▸ **Problem to solve**:
Which lines hold the word "ремонт"? Copy each of them.

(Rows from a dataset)
= = = =
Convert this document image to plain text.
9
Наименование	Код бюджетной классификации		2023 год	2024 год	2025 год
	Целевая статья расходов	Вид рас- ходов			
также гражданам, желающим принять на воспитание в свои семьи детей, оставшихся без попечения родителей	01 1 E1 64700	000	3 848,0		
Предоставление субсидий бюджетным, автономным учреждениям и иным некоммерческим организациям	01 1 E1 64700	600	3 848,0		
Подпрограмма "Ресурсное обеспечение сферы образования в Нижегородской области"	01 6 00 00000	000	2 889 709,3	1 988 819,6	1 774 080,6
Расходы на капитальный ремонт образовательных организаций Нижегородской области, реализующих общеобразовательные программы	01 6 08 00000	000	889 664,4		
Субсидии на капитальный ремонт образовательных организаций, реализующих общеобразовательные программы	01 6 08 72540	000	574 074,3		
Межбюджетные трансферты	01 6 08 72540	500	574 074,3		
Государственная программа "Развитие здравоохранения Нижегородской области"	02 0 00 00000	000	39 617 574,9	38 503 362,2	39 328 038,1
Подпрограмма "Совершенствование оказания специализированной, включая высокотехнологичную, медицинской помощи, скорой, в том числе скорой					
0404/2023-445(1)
= = = =
▸ **Worked answer**:
Расходы на капитальный ремонт образовательных организаций Нижегородской области, реализующих общеобразовательные программы	01 6 08 00000	000	889 664,4		
Субсидии на капитальный ремонт образовательных организаций, реализующих общеобразовательные программы	01 6 08 72540	000	574 074,3		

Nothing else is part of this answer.